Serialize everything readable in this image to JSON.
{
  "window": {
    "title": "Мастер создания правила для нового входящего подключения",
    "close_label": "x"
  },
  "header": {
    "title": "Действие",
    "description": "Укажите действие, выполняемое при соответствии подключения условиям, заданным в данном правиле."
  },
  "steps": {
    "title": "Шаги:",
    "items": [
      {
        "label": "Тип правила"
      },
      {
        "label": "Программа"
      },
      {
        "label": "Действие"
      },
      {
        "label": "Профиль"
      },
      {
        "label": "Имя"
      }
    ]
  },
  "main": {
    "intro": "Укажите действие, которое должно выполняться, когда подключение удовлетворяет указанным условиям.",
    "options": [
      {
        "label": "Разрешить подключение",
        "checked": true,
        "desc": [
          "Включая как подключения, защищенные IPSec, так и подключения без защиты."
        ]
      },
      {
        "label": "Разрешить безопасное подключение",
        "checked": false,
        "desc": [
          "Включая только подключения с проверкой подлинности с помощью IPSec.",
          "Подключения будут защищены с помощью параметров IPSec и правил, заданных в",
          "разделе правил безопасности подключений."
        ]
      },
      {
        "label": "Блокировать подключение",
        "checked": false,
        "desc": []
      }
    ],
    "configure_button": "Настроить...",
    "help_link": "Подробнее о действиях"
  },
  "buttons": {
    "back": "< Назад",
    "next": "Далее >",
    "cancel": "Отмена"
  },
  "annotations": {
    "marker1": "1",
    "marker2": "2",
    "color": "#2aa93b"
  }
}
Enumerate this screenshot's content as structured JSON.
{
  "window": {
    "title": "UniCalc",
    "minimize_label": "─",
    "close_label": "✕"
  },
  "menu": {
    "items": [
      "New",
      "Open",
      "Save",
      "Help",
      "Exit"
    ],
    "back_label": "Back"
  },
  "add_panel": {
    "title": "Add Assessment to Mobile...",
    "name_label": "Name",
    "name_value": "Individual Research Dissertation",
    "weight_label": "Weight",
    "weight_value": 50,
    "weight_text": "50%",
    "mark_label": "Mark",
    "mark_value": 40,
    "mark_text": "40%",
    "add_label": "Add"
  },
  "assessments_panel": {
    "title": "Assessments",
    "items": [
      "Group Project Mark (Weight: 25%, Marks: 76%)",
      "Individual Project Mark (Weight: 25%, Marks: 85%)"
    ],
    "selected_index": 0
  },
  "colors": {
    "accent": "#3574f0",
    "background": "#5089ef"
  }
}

What you have to do – Reproduce the entries above in full, verbatim.

Written answer –
Serialize everything readable in this image to JSON.
{
  "window": {
    "title": "Мастер создания правила для нового входящего подключения",
    "close_label": "x"
  },
  "header": {
    "title": "Действие",
    "description": "Укажите действие, выполняемое при соответствии подключения условиям, заданным в данном правиле."
  },
  "steps": {
    "title": "Шаги:",
    "items": [
      {
        "label": "Тип правила"
      },
      {
        "label": "Программа"
      },
      {
        "label": "Действие"
      },
      {
        "label": "Профиль"
      },
      {
        "label": "Имя"
      }
    ]
  },
  "main": {
    "intro": "Укажите действие, которое должно выполняться, когда подключение удовлетворяет указанным условиям.",
    "options": [
      {
        "label": "Разрешить подключение",
        "checked": true,
        "desc": [
          "Включая как подключения, защищенные IPSec, так и подключения без защиты."
        ]
      },
      {
        "label": "Разрешить безопасное подключение",
        "checked": false,
        "desc": [
          "Включая только подключения с проверкой подлинности с помощью IPSec.",
          "Подключения будут защищены с помощью параметров IPSec и правил, заданных в",
          "разделе правил безопасности подключений."
        ]
      },
      {
        "label": "Блокировать подключение",
        "checked": false,
        "desc": []
      }
    ],
    "configure_button": "Настроить...",
    "help_link": "Подробнее о действиях"
  },
  "buttons": {
    "back": "< Назад",
    "next": "Далее >",
    "cancel": "Отмена"
  },
  "annotations": {
    "marker1": "1",
    "marker2": "2",
    "color": "#2aa93b"
  }
}
Enumerate this screenshot's content as structured JSON.
{
  "window": {
    "title": "UniCalc",
    "minimize_label": "─",
    "close_label": "✕"
  },
  "menu": {
    "items": [
      "New",
      "Open",
      "Save",
      "Help",
      "Exit"
    ],
    "back_label": "Back"
  },
  "add_panel": {
    "title": "Add Assessment to Mobile...",
    "name_label": "Name",
    "name_value": "Individual Research Dissertation",
    "weight_label": "Weight",
    "weight_value": 50,
    "weight_text": "50%",
    "mark_label": "Mark",
    "mark_value": 40,
    "mark_text": "40%",
    "add_label": "Add"
  },
  "assessments_panel": {
    "title": "Assessments",
    "items": [
      "Group Project Mark (Weight: 25%, Marks: 76%)",
      "Individual Project Mark (Weight: 25%, Marks: 85%)"
    ],
    "selected_index": 0
  },
  "colors": {
    "accent": "#3574f0",
    "background": "#5089ef"
  }
}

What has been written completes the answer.